--- begin Input ---

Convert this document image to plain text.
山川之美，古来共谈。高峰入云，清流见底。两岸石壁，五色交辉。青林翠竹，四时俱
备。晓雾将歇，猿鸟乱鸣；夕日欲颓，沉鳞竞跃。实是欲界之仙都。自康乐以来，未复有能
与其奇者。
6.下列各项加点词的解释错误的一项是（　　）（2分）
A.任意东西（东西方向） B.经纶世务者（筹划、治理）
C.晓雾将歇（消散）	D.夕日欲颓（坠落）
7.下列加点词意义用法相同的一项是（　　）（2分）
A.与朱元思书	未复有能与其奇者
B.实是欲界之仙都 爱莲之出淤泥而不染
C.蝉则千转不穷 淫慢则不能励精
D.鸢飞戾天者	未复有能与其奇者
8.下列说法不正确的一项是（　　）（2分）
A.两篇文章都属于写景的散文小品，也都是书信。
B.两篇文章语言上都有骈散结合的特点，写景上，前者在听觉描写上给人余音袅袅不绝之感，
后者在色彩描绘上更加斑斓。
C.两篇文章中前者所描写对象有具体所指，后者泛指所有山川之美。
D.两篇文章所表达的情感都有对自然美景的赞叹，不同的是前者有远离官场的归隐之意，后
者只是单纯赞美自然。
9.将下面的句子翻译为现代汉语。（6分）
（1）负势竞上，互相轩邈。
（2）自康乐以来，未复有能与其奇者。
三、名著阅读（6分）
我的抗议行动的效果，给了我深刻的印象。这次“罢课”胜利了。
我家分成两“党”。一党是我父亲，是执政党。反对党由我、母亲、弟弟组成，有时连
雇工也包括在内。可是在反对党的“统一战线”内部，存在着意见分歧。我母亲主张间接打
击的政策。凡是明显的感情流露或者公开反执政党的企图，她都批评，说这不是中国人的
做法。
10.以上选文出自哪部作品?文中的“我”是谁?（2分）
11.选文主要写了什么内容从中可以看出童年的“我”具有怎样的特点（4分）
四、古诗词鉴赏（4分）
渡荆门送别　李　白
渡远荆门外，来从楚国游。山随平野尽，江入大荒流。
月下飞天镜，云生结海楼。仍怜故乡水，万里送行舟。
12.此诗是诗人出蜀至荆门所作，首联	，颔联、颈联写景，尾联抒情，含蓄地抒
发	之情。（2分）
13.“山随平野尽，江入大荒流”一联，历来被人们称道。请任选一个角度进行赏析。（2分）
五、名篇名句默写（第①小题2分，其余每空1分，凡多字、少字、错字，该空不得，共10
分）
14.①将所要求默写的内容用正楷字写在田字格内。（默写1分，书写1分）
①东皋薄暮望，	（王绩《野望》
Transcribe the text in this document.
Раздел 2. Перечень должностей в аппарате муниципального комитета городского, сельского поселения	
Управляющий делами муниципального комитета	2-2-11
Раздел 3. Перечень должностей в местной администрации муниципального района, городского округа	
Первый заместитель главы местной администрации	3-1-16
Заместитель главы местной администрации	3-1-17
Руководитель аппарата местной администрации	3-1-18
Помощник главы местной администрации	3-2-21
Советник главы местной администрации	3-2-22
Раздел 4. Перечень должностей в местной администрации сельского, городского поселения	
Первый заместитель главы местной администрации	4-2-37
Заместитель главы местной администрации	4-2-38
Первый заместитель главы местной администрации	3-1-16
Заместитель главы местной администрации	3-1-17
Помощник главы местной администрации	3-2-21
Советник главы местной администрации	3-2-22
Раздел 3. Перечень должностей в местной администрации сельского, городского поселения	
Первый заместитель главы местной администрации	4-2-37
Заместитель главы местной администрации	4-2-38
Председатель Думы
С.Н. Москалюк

--- end Input ---

**Given problem:** Return exactly the lines of the data, and only those, from the line with "Transcribe the text in this document." through the last line, inclusive.

**Solution to this task:**
Transcribe the text in this document.
Раздел 2. Перечень должностей в аппарате муниципального комитета городского, сельского поселения	
Управляющий делами муниципального комитета	2-2-11
Раздел 3. Перечень должностей в местной администрации муниципального района, городского округа	
Первый заместитель главы местной администрации	3-1-16
Заместитель главы местной администрации	3-1-17
Руководитель аппарата местной администрации	3-1-18
Помощник главы местной администрации	3-2-21
Советник главы местной администрации	3-2-22
Раздел 4. Перечень должностей в местной администрации сельского, городского поселения	
Первый заместитель главы местной администрации	4-2-37
Заместитель главы местной администрации	4-2-38
Первый заместитель главы местной администрации	3-1-16
Заместитель главы местной администрации	3-1-17
Помощник главы местной администрации	3-2-21
Советник главы местной администрации	3-2-22
Раздел 3. Перечень должностей в местной администрации сельского, городского поселения	
Первый заместитель главы местной администрации	4-2-37
Заместитель главы местной администрации	4-2-38
Председатель Думы
С.Н. Москалюк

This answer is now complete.